### DATA FOR THIS TASK
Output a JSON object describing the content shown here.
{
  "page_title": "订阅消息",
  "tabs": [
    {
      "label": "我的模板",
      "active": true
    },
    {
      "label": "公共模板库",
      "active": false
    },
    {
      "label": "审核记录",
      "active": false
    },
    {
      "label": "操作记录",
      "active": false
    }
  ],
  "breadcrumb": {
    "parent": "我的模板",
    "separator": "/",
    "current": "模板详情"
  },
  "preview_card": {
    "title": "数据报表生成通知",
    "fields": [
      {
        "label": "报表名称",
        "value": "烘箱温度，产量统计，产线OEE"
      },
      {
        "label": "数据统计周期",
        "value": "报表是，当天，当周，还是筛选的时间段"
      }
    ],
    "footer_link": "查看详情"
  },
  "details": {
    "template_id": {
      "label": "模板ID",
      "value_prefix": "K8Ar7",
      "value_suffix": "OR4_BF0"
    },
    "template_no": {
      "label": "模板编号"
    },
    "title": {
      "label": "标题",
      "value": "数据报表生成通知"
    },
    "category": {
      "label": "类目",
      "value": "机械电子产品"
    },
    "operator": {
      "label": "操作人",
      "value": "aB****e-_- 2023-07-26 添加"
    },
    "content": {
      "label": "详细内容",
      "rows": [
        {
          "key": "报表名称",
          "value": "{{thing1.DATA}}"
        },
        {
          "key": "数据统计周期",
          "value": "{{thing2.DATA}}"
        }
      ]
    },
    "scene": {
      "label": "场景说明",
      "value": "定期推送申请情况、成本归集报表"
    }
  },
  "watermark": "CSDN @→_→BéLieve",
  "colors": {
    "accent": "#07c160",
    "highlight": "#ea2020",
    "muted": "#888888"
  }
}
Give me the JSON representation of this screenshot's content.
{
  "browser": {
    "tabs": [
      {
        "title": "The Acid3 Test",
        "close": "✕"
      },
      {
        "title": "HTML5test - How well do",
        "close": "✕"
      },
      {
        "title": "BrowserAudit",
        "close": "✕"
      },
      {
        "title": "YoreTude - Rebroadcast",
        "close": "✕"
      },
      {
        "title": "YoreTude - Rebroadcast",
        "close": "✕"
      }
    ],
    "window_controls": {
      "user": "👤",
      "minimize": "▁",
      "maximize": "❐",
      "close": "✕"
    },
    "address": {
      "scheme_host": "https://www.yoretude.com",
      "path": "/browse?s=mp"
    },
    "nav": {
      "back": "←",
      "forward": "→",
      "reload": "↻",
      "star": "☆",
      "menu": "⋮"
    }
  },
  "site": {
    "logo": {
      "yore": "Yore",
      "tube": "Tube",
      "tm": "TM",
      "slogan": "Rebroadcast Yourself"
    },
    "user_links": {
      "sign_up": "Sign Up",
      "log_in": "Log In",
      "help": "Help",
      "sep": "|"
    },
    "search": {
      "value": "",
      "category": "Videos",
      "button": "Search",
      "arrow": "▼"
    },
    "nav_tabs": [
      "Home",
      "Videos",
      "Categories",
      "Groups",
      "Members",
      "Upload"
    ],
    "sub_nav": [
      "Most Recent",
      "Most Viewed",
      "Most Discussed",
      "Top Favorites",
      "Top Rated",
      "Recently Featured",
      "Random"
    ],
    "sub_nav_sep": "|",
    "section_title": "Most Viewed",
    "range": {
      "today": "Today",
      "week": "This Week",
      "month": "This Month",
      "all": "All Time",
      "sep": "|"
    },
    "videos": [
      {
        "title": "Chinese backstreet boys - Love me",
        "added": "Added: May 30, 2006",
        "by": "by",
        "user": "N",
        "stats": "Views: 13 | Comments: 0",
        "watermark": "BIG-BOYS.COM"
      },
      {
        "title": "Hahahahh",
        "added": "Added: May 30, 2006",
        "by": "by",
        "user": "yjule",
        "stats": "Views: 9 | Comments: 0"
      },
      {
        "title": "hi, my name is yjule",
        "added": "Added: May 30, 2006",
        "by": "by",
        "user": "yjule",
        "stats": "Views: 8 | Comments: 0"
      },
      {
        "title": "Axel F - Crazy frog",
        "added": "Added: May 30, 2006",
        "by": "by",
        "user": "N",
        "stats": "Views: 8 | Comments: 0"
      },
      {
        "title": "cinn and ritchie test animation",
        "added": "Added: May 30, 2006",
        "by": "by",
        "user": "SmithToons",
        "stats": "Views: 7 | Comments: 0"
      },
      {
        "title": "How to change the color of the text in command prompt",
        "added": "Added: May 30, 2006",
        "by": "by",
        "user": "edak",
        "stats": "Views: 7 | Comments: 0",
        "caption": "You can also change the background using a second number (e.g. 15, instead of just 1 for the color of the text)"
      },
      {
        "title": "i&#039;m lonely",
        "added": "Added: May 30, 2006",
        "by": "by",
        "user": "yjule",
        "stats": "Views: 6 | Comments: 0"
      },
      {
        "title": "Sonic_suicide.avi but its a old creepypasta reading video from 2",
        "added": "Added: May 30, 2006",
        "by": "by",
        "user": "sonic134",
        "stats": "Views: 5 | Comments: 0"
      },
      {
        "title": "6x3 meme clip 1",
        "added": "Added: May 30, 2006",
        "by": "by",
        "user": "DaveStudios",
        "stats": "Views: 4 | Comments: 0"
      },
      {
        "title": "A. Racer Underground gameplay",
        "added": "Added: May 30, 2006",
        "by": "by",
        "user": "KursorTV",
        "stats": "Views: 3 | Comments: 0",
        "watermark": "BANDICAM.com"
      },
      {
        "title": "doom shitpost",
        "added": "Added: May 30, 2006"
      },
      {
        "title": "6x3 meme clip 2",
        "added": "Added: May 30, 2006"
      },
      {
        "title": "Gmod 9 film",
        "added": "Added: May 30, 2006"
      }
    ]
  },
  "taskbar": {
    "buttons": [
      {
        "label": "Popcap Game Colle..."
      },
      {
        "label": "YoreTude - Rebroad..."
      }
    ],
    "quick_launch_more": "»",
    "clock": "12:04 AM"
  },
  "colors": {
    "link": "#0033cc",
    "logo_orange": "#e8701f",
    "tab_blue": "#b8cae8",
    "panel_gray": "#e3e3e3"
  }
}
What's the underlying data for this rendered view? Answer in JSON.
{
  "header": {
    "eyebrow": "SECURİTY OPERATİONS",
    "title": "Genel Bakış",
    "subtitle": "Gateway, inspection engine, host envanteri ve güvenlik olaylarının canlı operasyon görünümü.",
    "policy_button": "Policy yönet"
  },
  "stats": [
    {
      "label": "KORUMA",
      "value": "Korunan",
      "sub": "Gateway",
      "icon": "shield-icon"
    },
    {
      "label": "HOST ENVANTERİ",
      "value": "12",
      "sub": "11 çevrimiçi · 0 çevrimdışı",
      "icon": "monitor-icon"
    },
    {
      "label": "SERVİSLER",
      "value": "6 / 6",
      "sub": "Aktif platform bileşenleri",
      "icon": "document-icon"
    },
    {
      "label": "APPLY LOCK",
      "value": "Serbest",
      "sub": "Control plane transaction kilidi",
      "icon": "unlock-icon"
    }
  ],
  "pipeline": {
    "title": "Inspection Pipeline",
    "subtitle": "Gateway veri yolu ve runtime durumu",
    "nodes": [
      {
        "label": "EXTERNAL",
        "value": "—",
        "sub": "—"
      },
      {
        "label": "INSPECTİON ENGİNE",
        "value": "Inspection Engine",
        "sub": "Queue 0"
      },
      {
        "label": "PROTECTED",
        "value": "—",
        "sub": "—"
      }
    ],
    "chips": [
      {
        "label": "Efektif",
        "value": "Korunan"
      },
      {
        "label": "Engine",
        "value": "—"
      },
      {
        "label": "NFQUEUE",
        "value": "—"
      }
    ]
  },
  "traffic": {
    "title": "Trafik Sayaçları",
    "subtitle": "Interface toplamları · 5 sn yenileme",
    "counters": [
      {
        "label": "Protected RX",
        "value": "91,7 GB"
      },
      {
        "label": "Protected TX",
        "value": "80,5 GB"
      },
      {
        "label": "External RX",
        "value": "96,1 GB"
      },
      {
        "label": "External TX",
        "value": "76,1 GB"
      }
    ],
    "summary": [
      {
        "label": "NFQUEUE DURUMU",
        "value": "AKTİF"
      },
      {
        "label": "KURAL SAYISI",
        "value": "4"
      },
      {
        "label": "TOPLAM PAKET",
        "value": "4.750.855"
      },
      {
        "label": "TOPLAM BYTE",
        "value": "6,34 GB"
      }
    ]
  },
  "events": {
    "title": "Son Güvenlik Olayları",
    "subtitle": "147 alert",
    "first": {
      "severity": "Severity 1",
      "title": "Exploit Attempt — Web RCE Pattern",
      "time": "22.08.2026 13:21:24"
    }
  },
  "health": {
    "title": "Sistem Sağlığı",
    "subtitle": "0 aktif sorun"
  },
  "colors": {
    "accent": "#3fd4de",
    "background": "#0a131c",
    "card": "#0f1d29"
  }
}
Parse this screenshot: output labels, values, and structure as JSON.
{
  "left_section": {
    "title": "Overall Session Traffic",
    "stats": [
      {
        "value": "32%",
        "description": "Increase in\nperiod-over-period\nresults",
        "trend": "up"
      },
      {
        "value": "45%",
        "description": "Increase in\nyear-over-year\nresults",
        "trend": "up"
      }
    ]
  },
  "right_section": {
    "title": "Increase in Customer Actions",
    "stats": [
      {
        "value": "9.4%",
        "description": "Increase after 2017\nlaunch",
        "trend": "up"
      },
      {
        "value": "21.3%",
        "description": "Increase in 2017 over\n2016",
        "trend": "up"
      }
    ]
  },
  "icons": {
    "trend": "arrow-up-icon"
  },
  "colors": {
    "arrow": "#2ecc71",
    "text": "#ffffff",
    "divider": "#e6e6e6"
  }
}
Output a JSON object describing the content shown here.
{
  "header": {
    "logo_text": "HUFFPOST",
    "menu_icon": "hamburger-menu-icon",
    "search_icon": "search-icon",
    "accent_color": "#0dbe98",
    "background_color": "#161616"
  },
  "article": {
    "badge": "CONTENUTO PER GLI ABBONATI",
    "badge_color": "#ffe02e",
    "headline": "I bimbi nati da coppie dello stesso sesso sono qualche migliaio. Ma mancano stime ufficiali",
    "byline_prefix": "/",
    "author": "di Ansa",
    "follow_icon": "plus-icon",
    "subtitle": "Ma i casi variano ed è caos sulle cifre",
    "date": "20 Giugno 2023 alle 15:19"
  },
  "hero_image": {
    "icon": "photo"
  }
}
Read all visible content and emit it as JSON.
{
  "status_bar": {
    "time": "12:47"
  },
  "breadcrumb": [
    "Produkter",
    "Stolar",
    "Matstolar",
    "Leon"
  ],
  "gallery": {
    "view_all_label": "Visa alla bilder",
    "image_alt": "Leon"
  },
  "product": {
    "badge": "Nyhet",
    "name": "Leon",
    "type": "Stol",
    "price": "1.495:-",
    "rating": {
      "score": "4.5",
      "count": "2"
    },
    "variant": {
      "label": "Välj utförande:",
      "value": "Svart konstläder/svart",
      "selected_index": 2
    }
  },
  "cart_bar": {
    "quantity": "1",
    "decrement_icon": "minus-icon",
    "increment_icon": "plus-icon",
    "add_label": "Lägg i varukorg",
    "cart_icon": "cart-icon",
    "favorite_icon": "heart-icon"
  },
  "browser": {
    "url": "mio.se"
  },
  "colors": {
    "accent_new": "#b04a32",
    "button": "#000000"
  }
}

### EXERCISE
Show each line of the data that contains the string "Most".

### EXERCISE ANSWER
      "Most Recent",
      "Most Viewed",
      "Most Discussed",
    "section_title": "Most Viewed",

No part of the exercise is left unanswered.